Given problem:
Write every entry out again exactly, please, and skip the pictures.

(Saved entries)
+===+

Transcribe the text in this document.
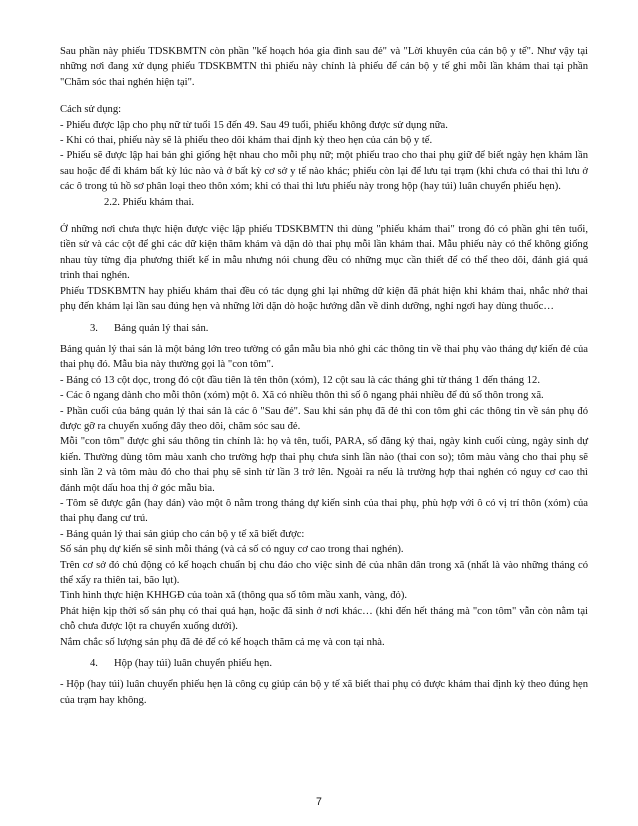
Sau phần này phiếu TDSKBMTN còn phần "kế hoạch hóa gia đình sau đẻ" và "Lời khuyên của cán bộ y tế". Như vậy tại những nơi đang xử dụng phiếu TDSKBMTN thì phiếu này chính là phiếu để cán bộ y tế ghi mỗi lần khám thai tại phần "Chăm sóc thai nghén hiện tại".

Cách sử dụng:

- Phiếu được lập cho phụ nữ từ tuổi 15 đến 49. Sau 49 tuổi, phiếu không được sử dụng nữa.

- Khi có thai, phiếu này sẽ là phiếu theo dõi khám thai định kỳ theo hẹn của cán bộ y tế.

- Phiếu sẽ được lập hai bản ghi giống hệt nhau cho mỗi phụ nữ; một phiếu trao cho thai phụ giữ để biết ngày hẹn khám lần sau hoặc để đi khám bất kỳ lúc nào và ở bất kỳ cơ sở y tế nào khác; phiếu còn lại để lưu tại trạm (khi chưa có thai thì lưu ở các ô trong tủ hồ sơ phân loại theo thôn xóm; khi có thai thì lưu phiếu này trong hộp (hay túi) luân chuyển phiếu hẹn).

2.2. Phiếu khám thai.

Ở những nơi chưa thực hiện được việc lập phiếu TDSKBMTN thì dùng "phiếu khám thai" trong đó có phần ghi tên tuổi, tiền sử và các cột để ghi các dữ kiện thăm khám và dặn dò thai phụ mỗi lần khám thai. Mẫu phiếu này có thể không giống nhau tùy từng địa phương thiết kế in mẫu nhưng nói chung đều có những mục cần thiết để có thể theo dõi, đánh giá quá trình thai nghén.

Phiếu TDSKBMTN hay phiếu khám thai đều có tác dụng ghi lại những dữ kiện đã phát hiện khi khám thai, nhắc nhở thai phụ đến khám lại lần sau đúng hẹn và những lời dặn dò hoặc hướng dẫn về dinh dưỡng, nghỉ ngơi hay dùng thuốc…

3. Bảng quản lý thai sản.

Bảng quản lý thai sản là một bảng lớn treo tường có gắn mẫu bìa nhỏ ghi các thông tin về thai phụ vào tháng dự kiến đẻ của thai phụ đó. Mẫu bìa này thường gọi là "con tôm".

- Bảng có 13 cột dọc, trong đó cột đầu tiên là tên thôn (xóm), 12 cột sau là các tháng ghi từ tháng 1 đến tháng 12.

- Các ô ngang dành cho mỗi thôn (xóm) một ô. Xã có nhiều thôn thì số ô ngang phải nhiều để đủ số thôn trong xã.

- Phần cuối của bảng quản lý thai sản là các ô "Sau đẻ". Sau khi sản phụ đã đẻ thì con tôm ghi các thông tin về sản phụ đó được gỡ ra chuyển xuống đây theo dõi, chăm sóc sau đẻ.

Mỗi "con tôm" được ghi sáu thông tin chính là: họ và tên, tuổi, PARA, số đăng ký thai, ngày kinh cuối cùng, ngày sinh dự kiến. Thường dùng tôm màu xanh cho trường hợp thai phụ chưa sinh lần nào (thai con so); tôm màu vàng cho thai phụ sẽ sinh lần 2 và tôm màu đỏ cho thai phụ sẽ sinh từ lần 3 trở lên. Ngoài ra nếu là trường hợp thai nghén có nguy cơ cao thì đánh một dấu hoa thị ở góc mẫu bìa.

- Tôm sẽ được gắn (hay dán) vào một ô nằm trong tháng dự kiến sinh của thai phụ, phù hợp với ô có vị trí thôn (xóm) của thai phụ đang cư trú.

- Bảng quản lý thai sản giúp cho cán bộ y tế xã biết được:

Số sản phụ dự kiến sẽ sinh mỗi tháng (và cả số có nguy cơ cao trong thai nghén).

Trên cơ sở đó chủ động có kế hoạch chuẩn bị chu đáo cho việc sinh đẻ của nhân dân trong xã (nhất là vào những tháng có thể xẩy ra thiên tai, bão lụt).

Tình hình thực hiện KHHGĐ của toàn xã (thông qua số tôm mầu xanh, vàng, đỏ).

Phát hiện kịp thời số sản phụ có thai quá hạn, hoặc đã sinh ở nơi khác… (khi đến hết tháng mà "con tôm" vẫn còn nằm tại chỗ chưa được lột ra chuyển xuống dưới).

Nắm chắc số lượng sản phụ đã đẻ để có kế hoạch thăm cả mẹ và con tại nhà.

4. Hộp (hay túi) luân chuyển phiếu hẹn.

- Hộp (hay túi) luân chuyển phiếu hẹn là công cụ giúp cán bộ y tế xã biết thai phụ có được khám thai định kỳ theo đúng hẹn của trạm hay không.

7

+===+

Written solution:
Transcribe the text in this document.
Sau phần này phiếu TDSKBMTN còn phần "kế hoạch hóa gia đình sau đẻ" và "Lời khuyên của cán bộ y tế". Như vậy tại những nơi đang xử dụng phiếu TDSKBMTN thì phiếu này chính là phiếu để cán bộ y tế ghi mỗi lần khám thai tại phần "Chăm sóc thai nghén hiện tại".

Cách sử dụng:

- Phiếu được lập cho phụ nữ từ tuổi 15 đến 49. Sau 49 tuổi, phiếu không được sử dụng nữa.

- Khi có thai, phiếu này sẽ là phiếu theo dõi khám thai định kỳ theo hẹn của cán bộ y tế.

- Phiếu sẽ được lập hai bản ghi giống hệt nhau cho mỗi phụ nữ; một phiếu trao cho thai phụ giữ để biết ngày hẹn khám lần sau hoặc để đi khám bất kỳ lúc nào và ở bất kỳ cơ sở y tế nào khác; phiếu còn lại để lưu tại trạm (khi chưa có thai thì lưu ở các ô trong tủ hồ sơ phân loại theo thôn xóm; khi có thai thì lưu phiếu này trong hộp (hay túi) luân chuyển phiếu hẹn).

2.2. Phiếu khám thai.

Ở những nơi chưa thực hiện được việc lập phiếu TDSKBMTN thì dùng "phiếu khám thai" trong đó có phần ghi tên tuổi, tiền sử và các cột để ghi các dữ kiện thăm khám và dặn dò thai phụ mỗi lần khám thai. Mẫu phiếu này có thể không giống nhau tùy từng địa phương thiết kế in mẫu nhưng nói chung đều có những mục cần thiết để có thể theo dõi, đánh giá quá trình thai nghén.

Phiếu TDSKBMTN hay phiếu khám thai đều có tác dụng ghi lại những dữ kiện đã phát hiện khi khám thai, nhắc nhở thai phụ đến khám lại lần sau đúng hẹn và những lời dặn dò hoặc hướng dẫn về dinh dưỡng, nghỉ ngơi hay dùng thuốc…

3. Bảng quản lý thai sản.

Bảng quản lý thai sản là một bảng lớn treo tường có gắn mẫu bìa nhỏ ghi các thông tin về thai phụ vào tháng dự kiến đẻ của thai phụ đó. Mẫu bìa này thường gọi là "con tôm".

- Bảng có 13 cột dọc, trong đó cột đầu tiên là tên thôn (xóm), 12 cột sau là các tháng ghi từ tháng 1 đến tháng 12.

- Các ô ngang dành cho mỗi thôn (xóm) một ô. Xã có nhiều thôn thì số ô ngang phải nhiều để đủ số thôn trong xã.

- Phần cuối của bảng quản lý thai sản là các ô "Sau đẻ". Sau khi sản phụ đã đẻ thì con tôm ghi các thông tin về sản phụ đó được gỡ ra chuyển xuống đây theo dõi, chăm sóc sau đẻ.

Mỗi "con tôm" được ghi sáu thông tin chính là: họ và tên, tuổi, PARA, số đăng ký thai, ngày kinh cuối cùng, ngày sinh dự kiến. Thường dùng tôm màu xanh cho trường hợp thai phụ chưa sinh lần nào (thai con so); tôm màu vàng cho thai phụ sẽ sinh lần 2 và tôm màu đỏ cho thai phụ sẽ sinh từ lần 3 trở lên. Ngoài ra nếu là trường hợp thai nghén có nguy cơ cao thì đánh một dấu hoa thị ở góc mẫu bìa.

- Tôm sẽ được gắn (hay dán) vào một ô nằm trong tháng dự kiến sinh của thai phụ, phù hợp với ô có vị trí thôn (xóm) của thai phụ đang cư trú.

- Bảng quản lý thai sản giúp cho cán bộ y tế xã biết được:

Số sản phụ dự kiến sẽ sinh mỗi tháng (và cả số có nguy cơ cao trong thai nghén).

Trên cơ sở đó chủ động có kế hoạch chuẩn bị chu đáo cho việc sinh đẻ của nhân dân trong xã (nhất là vào những tháng có thể xẩy ra thiên tai, bão lụt).

Tình hình thực hiện KHHGĐ của toàn xã (thông qua số tôm mầu xanh, vàng, đỏ).

Phát hiện kịp thời số sản phụ có thai quá hạn, hoặc đã sinh ở nơi khác… (khi đến hết tháng mà "con tôm" vẫn còn nằm tại chỗ chưa được lột ra chuyển xuống dưới).

Nắm chắc số lượng sản phụ đã đẻ để có kế hoạch thăm cả mẹ và con tại nhà.

4. Hộp (hay túi) luân chuyển phiếu hẹn.

- Hộp (hay túi) luân chuyển phiếu hẹn là công cụ giúp cán bộ y tế xã biết thai phụ có được khám thai định kỳ theo đúng hẹn của trạm hay không.

7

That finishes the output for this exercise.